● What needs to be done
Select every line below containing the word "Aerial".

● Records shown

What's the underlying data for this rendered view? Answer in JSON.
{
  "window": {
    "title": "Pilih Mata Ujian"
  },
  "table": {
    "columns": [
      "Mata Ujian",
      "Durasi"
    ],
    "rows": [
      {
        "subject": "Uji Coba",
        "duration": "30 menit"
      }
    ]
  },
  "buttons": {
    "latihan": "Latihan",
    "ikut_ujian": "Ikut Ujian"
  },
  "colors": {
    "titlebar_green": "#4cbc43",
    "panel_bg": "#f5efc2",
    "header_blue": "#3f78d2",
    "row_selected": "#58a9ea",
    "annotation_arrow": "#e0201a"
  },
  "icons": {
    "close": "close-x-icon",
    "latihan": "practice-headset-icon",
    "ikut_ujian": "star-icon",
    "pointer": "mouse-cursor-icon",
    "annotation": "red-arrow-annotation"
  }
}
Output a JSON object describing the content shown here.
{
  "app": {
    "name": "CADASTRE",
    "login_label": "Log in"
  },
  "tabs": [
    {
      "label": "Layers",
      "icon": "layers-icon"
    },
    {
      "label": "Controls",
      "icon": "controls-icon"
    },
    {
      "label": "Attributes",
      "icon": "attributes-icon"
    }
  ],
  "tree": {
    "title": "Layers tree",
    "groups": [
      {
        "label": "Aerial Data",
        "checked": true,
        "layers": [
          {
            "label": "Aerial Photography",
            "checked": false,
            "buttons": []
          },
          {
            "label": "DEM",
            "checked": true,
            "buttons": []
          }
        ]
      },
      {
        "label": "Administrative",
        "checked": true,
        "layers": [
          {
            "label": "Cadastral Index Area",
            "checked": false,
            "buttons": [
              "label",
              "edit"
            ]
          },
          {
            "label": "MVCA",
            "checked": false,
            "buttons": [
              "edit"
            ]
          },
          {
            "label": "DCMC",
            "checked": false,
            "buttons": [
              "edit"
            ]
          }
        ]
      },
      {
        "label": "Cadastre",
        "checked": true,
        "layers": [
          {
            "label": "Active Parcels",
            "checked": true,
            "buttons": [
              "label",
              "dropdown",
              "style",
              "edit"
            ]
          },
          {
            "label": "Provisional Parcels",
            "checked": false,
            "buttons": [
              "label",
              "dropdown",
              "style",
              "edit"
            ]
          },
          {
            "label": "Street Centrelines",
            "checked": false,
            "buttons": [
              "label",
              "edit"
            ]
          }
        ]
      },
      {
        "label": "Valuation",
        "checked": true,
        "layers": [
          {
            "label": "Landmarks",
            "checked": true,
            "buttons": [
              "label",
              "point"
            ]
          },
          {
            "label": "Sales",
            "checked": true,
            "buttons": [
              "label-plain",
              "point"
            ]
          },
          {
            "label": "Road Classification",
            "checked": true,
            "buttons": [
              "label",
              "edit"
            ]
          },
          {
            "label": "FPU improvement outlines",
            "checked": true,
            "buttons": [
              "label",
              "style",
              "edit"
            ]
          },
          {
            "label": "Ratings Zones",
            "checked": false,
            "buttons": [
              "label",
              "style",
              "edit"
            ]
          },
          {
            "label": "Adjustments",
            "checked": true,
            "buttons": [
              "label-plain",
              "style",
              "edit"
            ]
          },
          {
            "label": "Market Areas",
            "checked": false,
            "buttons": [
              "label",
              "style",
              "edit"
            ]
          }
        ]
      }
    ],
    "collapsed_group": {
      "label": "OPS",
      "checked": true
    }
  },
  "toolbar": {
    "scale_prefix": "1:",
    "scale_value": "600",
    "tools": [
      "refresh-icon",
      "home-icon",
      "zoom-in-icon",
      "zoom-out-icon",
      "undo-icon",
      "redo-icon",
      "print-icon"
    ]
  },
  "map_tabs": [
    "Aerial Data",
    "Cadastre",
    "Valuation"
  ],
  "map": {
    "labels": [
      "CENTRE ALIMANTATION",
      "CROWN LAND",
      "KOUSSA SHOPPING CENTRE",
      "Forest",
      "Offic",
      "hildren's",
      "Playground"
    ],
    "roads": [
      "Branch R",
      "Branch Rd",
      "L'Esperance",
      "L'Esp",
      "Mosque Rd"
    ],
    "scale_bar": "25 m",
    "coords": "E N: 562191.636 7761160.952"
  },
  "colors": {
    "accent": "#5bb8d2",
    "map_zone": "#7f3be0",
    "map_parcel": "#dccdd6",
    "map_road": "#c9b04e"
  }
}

● Output of the exercise
        "label": "Aerial Data",
            "label": "Aerial Photography",
    "Aerial Data",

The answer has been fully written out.